━━ Given data ━━
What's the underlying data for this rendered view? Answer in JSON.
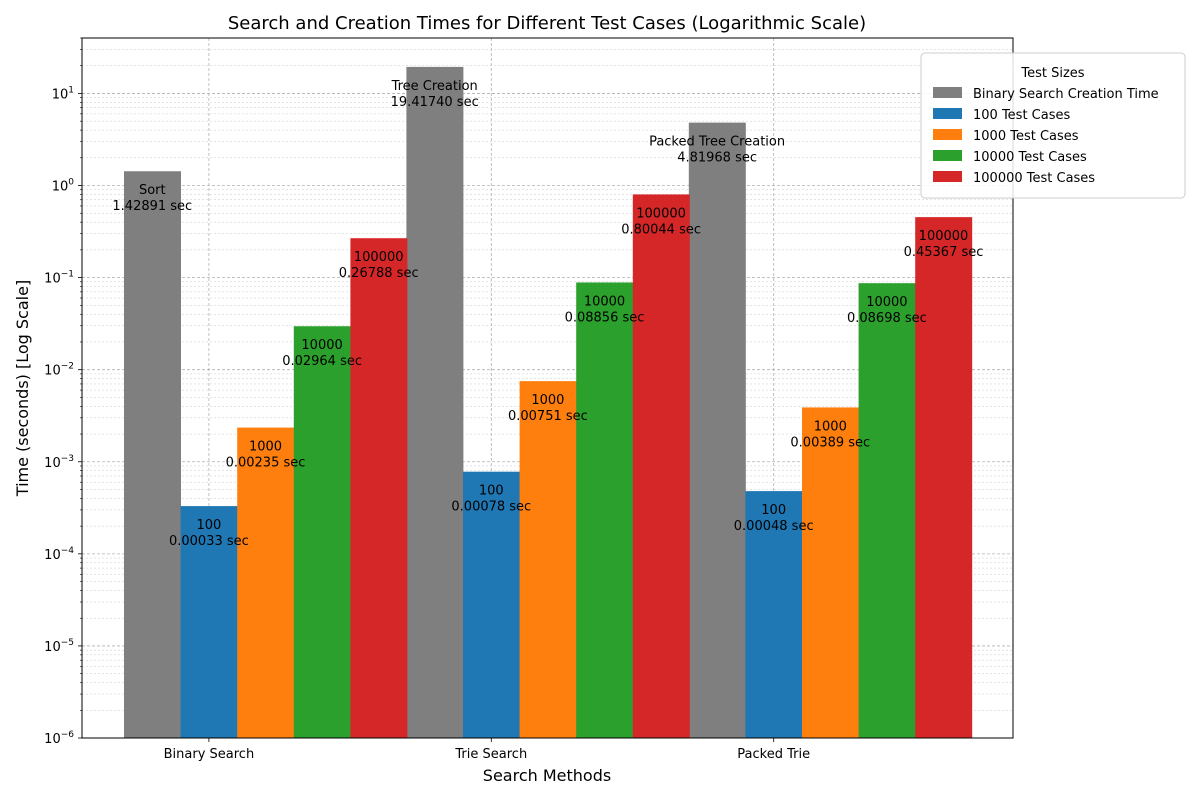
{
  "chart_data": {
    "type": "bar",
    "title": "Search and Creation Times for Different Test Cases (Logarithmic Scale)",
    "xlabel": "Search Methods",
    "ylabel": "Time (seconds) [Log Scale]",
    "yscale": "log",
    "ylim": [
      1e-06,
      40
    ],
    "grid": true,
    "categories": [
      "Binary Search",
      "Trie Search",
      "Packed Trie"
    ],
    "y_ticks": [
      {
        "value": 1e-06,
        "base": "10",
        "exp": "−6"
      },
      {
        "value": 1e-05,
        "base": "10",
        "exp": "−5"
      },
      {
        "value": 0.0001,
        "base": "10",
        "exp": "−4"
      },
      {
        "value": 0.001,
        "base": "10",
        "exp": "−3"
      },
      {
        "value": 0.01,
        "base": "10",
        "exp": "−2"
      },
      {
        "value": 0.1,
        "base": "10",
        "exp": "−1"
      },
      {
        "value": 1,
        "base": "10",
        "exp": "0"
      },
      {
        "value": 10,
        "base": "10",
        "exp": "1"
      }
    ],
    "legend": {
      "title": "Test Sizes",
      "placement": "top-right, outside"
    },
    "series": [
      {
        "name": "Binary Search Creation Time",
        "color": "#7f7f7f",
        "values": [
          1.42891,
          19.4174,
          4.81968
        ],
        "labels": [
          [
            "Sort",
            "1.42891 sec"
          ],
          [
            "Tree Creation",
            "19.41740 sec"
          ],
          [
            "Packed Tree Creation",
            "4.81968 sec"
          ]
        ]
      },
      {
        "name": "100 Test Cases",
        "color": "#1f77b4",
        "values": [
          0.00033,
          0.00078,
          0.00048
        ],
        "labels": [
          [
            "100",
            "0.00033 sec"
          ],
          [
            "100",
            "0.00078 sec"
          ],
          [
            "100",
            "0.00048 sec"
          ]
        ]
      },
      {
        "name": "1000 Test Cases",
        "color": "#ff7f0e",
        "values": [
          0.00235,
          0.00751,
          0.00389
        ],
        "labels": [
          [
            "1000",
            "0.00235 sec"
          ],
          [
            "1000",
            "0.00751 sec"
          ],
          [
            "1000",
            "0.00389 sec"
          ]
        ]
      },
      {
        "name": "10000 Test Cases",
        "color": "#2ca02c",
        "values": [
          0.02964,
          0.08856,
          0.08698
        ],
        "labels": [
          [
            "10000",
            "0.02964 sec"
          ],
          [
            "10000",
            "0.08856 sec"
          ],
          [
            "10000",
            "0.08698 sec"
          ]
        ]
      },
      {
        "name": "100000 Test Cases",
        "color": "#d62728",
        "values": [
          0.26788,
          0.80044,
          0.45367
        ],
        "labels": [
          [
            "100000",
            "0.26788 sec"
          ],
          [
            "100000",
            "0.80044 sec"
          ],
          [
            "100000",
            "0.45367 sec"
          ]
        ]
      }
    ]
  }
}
━━━
━━ Given data ━━
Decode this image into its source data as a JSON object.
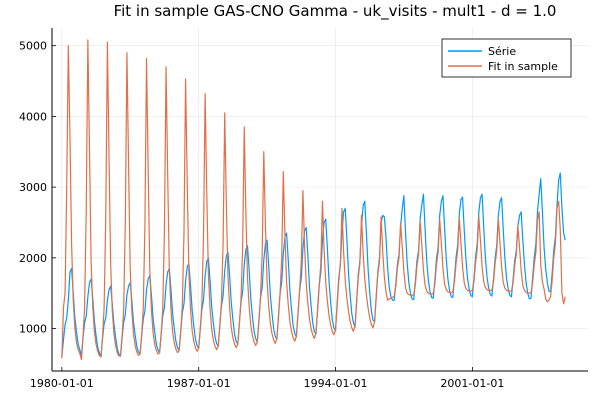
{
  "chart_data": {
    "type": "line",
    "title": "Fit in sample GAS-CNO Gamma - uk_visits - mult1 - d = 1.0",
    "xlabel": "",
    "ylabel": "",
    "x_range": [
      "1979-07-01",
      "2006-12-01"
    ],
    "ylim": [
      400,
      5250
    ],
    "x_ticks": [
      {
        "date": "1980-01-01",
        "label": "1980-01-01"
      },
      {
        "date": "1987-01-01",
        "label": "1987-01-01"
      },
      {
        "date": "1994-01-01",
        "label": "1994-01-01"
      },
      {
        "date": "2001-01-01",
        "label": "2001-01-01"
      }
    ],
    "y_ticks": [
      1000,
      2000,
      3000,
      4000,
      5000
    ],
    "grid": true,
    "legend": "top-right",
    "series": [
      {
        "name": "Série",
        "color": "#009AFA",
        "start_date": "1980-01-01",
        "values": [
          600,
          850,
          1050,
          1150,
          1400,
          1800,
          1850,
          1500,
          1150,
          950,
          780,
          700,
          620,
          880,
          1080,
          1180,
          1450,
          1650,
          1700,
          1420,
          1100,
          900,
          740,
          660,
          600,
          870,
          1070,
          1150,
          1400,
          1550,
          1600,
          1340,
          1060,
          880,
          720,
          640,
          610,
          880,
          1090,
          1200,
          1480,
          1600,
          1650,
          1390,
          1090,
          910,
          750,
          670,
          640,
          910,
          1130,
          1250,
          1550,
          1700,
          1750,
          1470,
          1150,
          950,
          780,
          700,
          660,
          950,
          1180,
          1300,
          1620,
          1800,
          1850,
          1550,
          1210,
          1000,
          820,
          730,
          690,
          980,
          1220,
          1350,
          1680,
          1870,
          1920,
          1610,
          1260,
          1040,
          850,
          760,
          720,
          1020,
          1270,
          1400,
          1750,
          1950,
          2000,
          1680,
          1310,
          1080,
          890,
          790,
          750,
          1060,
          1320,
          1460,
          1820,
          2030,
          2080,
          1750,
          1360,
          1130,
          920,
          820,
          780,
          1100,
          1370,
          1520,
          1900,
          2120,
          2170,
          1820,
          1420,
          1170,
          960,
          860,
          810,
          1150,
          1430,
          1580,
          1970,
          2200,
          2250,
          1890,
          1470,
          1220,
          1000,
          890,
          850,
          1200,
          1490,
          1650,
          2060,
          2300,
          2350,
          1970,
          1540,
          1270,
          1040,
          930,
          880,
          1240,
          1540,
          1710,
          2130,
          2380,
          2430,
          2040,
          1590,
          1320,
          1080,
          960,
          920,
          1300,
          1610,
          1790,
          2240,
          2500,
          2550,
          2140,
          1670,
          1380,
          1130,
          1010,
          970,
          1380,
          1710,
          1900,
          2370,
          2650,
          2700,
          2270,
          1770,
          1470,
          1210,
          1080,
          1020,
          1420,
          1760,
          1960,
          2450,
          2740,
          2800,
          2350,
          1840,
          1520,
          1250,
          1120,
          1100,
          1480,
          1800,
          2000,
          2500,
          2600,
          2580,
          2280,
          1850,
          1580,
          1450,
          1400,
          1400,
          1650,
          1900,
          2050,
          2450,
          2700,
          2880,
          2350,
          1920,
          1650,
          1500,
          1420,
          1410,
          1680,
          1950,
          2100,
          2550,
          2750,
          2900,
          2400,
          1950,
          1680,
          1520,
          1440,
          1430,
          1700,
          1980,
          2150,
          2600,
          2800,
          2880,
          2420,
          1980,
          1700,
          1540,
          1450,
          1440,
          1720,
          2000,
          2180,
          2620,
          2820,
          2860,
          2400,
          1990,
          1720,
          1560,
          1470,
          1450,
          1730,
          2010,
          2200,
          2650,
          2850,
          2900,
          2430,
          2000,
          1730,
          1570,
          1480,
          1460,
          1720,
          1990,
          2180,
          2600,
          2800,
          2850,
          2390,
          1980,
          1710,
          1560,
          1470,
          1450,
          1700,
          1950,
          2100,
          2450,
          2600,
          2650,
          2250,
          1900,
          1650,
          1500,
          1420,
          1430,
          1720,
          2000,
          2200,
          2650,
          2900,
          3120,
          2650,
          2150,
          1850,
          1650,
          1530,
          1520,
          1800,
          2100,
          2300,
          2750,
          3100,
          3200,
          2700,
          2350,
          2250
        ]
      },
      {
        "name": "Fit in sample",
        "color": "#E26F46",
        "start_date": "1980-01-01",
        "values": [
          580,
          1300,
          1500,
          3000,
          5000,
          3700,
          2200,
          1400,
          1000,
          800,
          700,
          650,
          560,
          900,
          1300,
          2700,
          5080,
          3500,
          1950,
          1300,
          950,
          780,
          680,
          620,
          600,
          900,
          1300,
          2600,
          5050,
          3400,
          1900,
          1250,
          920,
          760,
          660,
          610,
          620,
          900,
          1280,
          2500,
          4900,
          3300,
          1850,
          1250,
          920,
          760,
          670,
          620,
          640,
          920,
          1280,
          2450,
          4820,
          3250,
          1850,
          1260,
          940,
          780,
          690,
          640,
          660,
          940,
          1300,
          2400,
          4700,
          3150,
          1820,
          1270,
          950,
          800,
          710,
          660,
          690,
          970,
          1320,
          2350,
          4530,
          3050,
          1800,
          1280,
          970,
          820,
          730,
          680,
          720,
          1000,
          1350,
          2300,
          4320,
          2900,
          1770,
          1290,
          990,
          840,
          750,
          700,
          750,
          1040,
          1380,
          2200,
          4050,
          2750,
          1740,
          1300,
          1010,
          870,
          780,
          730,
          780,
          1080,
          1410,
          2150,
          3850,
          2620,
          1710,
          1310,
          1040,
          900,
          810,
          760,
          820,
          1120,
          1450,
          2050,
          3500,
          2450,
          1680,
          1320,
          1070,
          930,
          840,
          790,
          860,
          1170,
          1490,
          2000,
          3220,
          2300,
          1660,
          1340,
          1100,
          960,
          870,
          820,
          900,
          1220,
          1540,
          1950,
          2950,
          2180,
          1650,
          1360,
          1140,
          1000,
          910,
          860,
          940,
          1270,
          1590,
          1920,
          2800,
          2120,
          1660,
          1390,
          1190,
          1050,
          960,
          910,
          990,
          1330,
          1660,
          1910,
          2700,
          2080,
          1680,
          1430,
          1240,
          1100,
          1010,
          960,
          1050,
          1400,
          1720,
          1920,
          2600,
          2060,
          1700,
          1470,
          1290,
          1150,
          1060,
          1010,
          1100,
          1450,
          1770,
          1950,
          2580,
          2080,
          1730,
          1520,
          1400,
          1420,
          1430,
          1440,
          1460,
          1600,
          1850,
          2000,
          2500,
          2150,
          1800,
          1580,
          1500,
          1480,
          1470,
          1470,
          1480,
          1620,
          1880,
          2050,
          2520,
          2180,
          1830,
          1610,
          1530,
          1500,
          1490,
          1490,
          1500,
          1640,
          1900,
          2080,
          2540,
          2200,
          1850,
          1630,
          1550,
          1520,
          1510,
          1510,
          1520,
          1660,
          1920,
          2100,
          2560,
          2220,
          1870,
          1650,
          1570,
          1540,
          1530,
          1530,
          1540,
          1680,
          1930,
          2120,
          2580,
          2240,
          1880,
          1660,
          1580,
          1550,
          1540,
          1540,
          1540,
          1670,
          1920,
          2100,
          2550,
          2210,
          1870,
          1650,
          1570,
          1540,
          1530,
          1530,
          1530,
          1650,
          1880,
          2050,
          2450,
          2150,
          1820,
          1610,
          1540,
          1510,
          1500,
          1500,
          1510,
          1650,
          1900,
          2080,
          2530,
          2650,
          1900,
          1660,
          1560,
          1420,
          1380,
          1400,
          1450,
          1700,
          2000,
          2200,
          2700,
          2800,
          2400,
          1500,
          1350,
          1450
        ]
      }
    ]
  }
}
━━━
Tally every line of the data that holds the word "Creation" and write the count alone.

4